### EXERCISE GOAL
Copy out every line that contains the word "title".

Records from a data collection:
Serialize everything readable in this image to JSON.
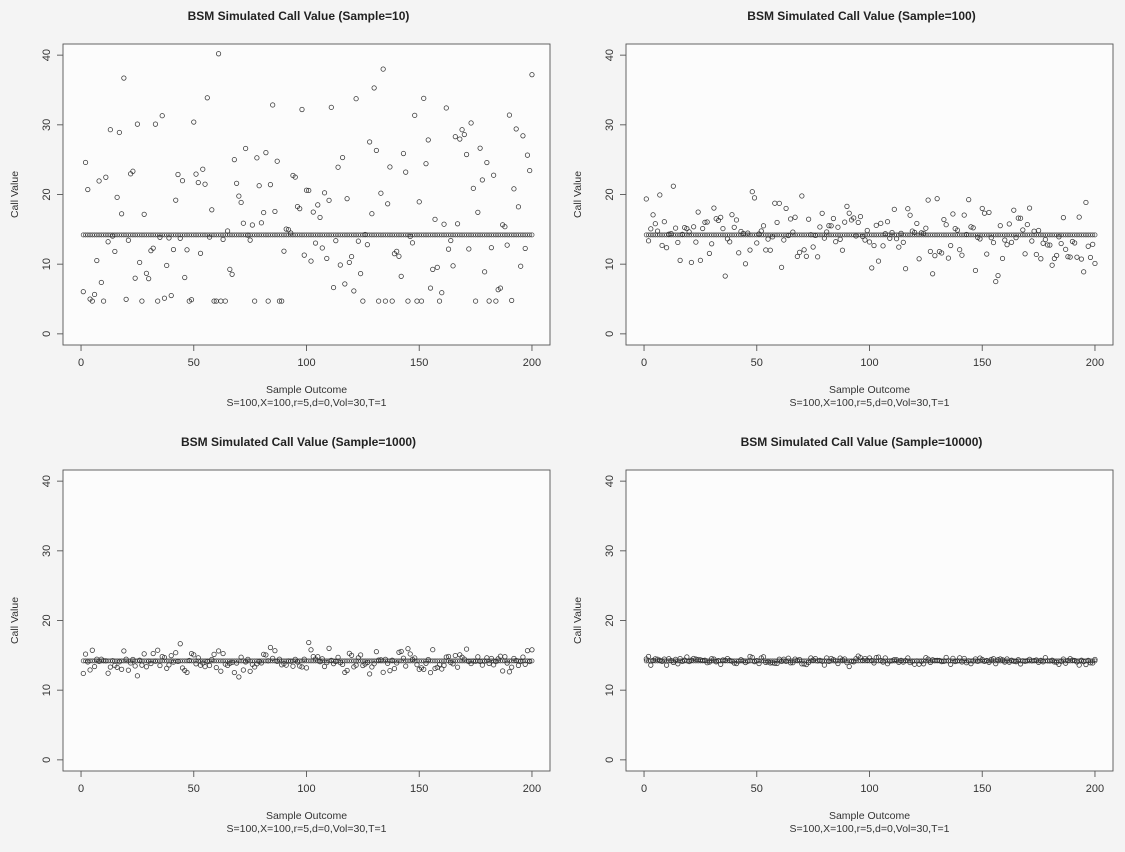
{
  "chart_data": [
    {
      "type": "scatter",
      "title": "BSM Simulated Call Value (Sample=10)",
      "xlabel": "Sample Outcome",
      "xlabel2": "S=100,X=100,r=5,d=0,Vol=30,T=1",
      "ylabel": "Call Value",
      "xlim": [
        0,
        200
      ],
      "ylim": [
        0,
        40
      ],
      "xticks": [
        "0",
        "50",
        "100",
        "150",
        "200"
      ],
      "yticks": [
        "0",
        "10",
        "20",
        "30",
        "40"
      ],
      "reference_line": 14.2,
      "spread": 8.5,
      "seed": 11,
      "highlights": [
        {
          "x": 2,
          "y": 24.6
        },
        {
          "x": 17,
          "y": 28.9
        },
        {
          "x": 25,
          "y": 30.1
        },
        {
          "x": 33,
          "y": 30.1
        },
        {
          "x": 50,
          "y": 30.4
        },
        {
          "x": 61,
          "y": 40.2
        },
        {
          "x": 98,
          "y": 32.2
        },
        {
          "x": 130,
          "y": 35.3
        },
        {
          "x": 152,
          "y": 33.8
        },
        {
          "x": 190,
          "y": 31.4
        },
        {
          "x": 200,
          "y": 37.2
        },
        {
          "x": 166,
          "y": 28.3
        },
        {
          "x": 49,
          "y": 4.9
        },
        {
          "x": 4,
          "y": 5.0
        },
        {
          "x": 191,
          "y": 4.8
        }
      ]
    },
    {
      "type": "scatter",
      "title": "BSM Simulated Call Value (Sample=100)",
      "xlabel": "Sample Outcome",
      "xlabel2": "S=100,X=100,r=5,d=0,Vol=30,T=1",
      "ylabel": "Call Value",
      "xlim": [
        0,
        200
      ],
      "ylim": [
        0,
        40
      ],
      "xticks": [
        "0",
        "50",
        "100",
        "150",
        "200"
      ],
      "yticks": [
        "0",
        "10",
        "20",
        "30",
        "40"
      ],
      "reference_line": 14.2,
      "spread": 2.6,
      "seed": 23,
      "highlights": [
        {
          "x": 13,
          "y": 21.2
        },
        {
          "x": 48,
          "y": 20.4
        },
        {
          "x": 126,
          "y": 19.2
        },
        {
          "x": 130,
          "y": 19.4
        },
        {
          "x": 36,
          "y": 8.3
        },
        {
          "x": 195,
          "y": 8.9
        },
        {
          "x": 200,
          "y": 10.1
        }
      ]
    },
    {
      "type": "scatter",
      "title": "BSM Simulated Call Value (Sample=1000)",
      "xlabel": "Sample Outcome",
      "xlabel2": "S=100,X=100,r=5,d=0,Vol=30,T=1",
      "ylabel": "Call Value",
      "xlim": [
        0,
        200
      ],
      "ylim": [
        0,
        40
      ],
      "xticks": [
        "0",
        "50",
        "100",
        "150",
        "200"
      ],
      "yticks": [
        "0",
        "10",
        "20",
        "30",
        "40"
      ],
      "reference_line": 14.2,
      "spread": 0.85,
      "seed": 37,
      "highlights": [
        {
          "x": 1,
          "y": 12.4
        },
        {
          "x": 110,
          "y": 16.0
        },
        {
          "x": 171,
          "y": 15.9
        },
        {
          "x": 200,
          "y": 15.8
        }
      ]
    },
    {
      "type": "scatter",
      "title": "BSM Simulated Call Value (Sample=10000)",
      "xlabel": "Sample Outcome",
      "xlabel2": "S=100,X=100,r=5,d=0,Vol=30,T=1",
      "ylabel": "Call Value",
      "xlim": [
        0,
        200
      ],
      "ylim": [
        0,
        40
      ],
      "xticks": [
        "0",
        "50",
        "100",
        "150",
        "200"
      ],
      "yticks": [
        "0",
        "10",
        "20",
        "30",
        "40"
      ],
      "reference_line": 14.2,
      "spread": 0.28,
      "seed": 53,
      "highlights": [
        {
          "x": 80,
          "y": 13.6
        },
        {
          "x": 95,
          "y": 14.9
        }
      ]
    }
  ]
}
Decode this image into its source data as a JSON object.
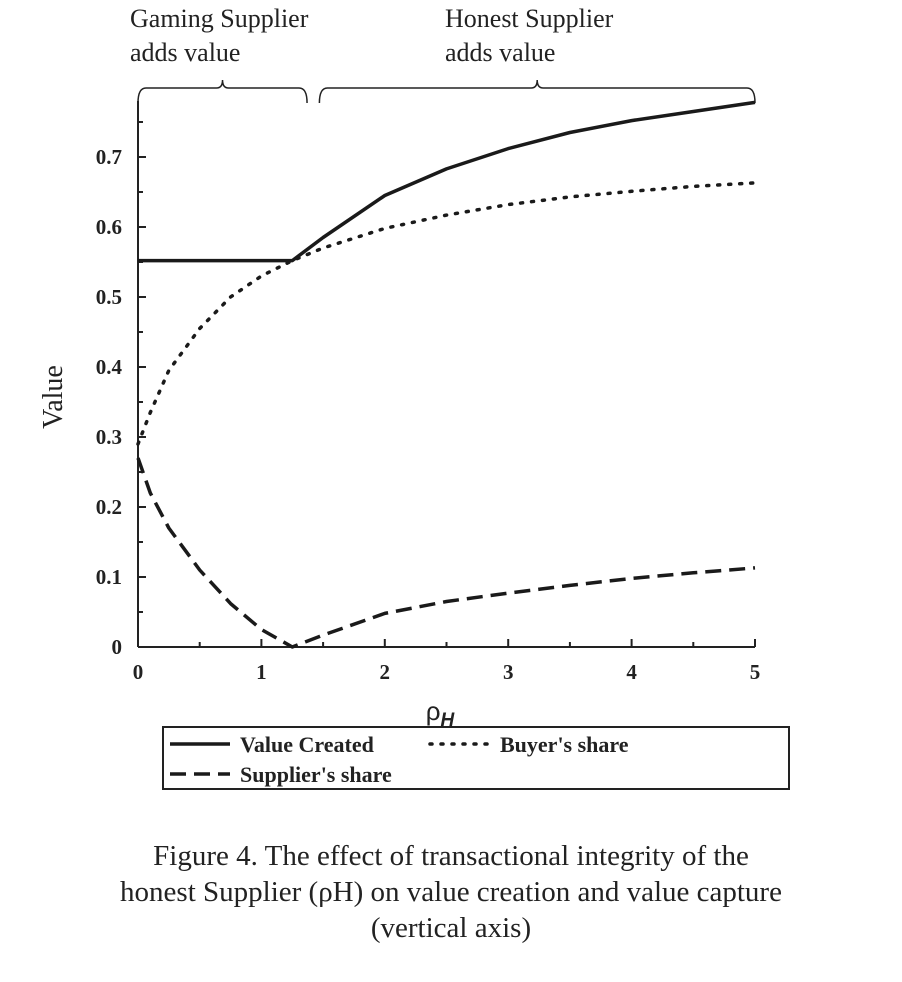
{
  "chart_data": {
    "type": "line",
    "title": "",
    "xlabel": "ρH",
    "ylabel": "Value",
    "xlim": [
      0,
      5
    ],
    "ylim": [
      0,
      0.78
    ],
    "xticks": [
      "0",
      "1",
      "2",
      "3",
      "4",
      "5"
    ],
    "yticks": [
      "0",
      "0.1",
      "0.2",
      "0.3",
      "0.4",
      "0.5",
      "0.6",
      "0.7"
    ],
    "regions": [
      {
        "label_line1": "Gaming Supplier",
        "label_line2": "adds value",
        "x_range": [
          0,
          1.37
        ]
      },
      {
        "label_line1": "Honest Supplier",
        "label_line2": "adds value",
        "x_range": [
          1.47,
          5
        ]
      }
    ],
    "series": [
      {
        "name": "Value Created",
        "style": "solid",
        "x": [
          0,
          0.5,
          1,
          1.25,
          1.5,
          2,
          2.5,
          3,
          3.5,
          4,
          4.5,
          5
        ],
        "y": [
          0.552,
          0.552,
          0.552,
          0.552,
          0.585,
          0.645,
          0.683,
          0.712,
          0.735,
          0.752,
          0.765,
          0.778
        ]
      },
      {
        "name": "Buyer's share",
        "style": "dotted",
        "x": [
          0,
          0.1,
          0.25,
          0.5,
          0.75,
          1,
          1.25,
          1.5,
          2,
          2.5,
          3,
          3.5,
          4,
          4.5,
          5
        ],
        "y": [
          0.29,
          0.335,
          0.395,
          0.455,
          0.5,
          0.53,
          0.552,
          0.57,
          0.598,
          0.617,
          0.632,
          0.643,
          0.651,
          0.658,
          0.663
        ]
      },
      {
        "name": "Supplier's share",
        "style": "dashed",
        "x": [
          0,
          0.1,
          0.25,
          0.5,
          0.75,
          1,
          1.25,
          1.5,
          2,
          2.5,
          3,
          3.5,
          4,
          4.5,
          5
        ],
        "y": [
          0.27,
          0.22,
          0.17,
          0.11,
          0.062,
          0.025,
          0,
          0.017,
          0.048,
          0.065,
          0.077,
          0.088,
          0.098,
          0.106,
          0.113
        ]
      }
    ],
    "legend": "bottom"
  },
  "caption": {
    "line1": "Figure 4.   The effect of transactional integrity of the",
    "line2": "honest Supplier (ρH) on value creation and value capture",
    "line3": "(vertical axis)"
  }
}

### PROBLEM SOLUTION
      "title": "BSM Simulated Call Value (Sample=10)",
      "title": "BSM Simulated Call Value (Sample=100)",
      "title": "BSM Simulated Call Value (Sample=1000)",
      "title": "BSM Simulated Call Value (Sample=10000)",
    "title": "",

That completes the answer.